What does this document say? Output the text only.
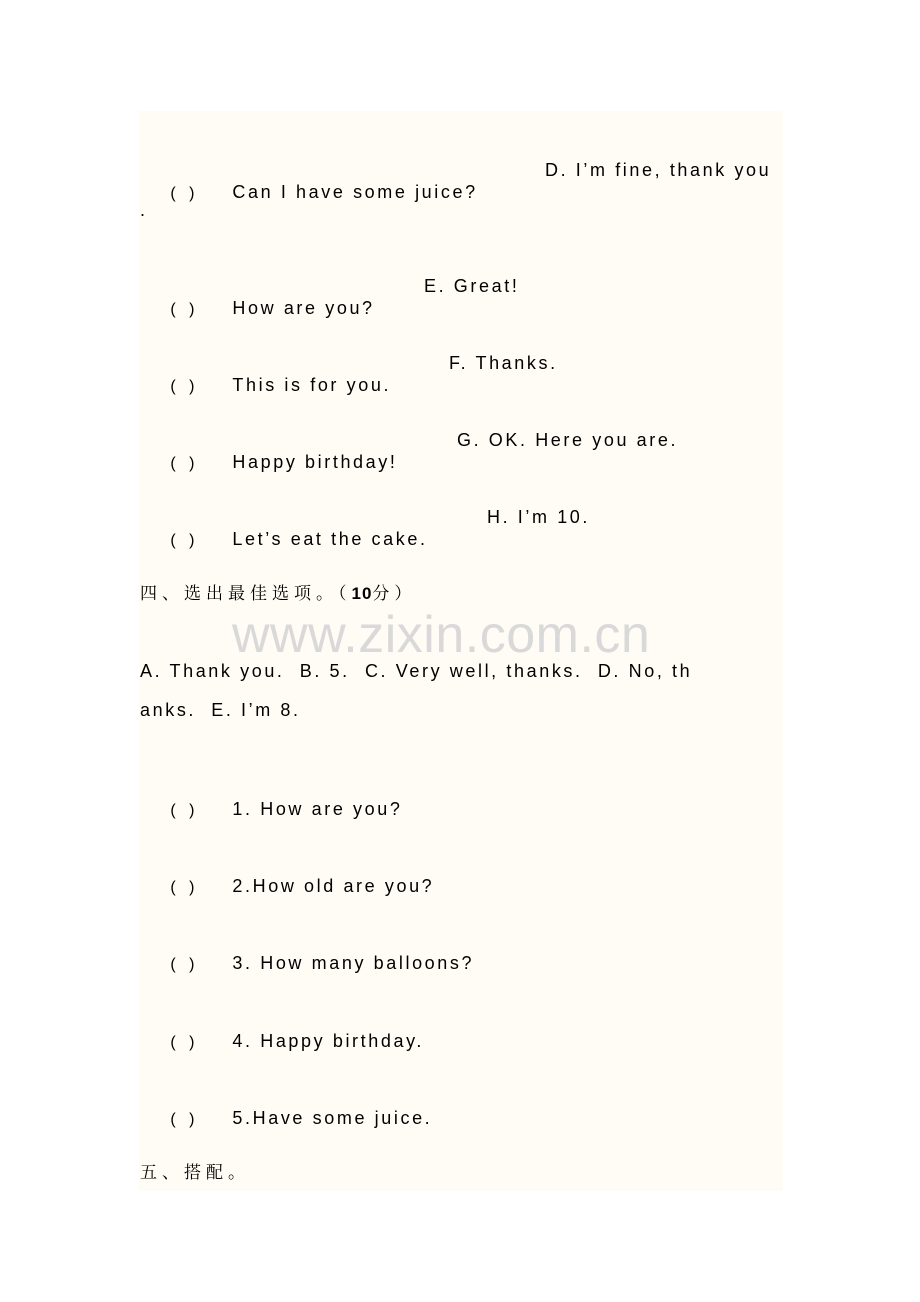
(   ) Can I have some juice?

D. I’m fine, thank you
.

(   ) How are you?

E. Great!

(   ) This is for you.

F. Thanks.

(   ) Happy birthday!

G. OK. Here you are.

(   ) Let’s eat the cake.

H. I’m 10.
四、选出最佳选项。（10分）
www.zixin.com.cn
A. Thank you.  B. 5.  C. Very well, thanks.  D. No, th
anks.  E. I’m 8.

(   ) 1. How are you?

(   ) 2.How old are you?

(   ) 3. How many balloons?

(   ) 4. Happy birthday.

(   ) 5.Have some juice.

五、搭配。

:::

_The exercise:_ Out of the records, collect only those lines that contain the string "juice".

_Exercise answer:_
(   ) Can I have some juice?
(   ) 5.Have some juice.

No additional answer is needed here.